▸ Aim: Only the number is wanted: count the lines that include the word "play".

Dataset items:
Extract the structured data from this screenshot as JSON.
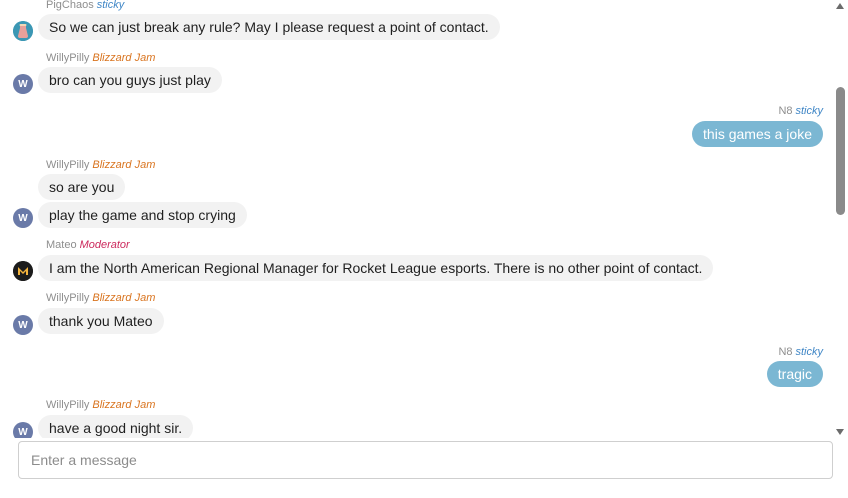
{
  "messages": [
    {
      "type": "meta",
      "author": "PigChaos",
      "role": "sticky"
    },
    {
      "type": "in",
      "text": "So we can just break any rule? May I please request a point of contact."
    },
    {
      "type": "meta",
      "author": "WillyPilly",
      "role": "Blizzard Jam"
    },
    {
      "type": "in",
      "text": "bro can you guys just play"
    },
    {
      "type": "meta",
      "author": "N8",
      "role": "sticky"
    },
    {
      "type": "out",
      "text": "this games a joke"
    },
    {
      "type": "meta",
      "author": "WillyPilly",
      "role": "Blizzard Jam"
    },
    {
      "type": "in",
      "text": "so are you"
    },
    {
      "type": "in",
      "text": "play the game and stop crying"
    },
    {
      "type": "meta",
      "author": "Mateo",
      "role": "Moderator"
    },
    {
      "type": "in",
      "text": "I am the North American Regional Manager for Rocket League esports. There is no other point of contact."
    },
    {
      "type": "meta",
      "author": "WillyPilly",
      "role": "Blizzard Jam"
    },
    {
      "type": "in",
      "text": "thank you Mateo"
    },
    {
      "type": "meta",
      "author": "N8",
      "role": "sticky"
    },
    {
      "type": "out",
      "text": "tragic"
    },
    {
      "type": "meta",
      "author": "WillyPilly",
      "role": "Blizzard Jam"
    },
    {
      "type": "in",
      "text": "have a good night sir."
    }
  ],
  "avatars": {
    "pigchaos": {
      "icon": "pig-avatar-icon"
    },
    "willypilly": {
      "letter": "W",
      "color": "#6a7aa8"
    },
    "mateo": {
      "letter": "M",
      "color": "#1c1c1c",
      "accent": "#f2b33d"
    }
  },
  "composer": {
    "placeholder": "Enter a message"
  },
  "colors": {
    "sticky": "#3f86c6",
    "blizzard_jam": "#d9741f",
    "moderator": "#cc2a5d",
    "outgoing_bubble": "#7bb7d3",
    "incoming_bubble": "#f2f2f2"
  }
}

▸ Written response: 2